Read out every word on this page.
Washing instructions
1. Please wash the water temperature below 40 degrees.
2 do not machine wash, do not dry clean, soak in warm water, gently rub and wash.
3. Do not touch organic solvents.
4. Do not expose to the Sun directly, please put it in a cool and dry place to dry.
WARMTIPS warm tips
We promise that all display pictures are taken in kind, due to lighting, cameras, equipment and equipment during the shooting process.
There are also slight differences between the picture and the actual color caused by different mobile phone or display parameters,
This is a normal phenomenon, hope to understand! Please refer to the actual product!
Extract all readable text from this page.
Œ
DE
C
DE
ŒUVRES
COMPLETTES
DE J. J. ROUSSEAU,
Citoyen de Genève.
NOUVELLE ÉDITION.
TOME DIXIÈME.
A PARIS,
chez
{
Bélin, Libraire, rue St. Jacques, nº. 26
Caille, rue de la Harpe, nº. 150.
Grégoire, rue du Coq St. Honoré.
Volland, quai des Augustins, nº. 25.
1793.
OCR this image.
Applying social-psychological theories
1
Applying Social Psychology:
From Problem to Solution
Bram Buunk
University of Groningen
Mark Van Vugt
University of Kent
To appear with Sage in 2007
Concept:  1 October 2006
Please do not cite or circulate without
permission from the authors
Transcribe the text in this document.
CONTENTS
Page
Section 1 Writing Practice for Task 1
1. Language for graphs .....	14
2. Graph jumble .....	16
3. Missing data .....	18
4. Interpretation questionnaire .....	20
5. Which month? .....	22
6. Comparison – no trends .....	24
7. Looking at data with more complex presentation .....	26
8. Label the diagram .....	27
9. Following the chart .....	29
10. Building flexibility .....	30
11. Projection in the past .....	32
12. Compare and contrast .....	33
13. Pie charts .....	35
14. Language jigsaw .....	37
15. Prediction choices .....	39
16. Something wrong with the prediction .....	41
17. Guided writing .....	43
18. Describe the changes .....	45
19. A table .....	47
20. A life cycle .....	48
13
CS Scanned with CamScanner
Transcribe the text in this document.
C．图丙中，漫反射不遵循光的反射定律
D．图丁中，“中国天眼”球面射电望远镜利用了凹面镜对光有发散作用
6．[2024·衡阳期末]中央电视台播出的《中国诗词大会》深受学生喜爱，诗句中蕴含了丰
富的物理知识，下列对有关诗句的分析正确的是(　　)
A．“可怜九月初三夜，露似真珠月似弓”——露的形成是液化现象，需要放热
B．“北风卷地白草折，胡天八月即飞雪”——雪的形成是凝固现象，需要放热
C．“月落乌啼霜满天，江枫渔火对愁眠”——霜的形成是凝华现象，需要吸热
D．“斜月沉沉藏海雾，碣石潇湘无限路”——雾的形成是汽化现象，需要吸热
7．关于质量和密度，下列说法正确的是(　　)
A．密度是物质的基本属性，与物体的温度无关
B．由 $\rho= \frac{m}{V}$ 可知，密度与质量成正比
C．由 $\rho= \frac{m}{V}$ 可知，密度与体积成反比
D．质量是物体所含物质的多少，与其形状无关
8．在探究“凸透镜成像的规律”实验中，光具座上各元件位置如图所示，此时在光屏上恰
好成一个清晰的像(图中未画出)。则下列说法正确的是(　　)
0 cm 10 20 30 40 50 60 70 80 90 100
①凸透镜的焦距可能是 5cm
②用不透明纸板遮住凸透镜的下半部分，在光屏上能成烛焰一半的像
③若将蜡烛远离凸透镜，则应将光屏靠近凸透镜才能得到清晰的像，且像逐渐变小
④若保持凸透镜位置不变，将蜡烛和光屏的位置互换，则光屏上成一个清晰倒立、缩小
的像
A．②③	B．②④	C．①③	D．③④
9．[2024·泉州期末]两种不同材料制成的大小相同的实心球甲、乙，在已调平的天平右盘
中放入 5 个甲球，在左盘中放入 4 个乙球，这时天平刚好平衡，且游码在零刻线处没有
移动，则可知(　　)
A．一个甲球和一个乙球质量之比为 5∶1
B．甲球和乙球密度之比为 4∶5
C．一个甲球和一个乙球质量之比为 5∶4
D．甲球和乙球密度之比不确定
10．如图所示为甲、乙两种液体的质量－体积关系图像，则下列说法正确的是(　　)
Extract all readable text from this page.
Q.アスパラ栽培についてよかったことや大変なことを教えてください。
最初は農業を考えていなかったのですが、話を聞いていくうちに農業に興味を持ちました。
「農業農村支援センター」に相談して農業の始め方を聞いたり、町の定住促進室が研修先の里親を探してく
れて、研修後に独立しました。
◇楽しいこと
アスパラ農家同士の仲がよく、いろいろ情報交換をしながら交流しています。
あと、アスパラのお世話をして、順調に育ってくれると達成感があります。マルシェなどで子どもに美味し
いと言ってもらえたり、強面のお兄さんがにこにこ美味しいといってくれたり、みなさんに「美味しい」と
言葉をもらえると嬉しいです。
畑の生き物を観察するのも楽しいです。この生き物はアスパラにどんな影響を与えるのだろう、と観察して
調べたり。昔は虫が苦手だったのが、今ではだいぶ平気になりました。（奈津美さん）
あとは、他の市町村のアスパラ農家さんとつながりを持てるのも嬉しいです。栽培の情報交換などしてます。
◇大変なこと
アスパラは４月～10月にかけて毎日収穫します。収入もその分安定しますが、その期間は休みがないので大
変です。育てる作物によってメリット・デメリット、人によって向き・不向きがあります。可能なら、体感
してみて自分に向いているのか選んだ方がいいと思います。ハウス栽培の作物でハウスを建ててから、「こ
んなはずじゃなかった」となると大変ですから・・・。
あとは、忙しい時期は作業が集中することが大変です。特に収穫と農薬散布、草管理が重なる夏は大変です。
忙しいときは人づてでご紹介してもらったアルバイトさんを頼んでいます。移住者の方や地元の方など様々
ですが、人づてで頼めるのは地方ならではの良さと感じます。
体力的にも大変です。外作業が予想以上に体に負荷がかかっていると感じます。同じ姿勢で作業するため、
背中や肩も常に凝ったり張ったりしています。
----------------
STATED GOAL: Identify each line holding the string "一个甲球和一个乙球质量之比为", and copy it out.

EXERCISE RESULT:
A．一个甲球和一个乙球质量之比为 5∶1
C．一个甲球和一个乙球质量之比为 5∶4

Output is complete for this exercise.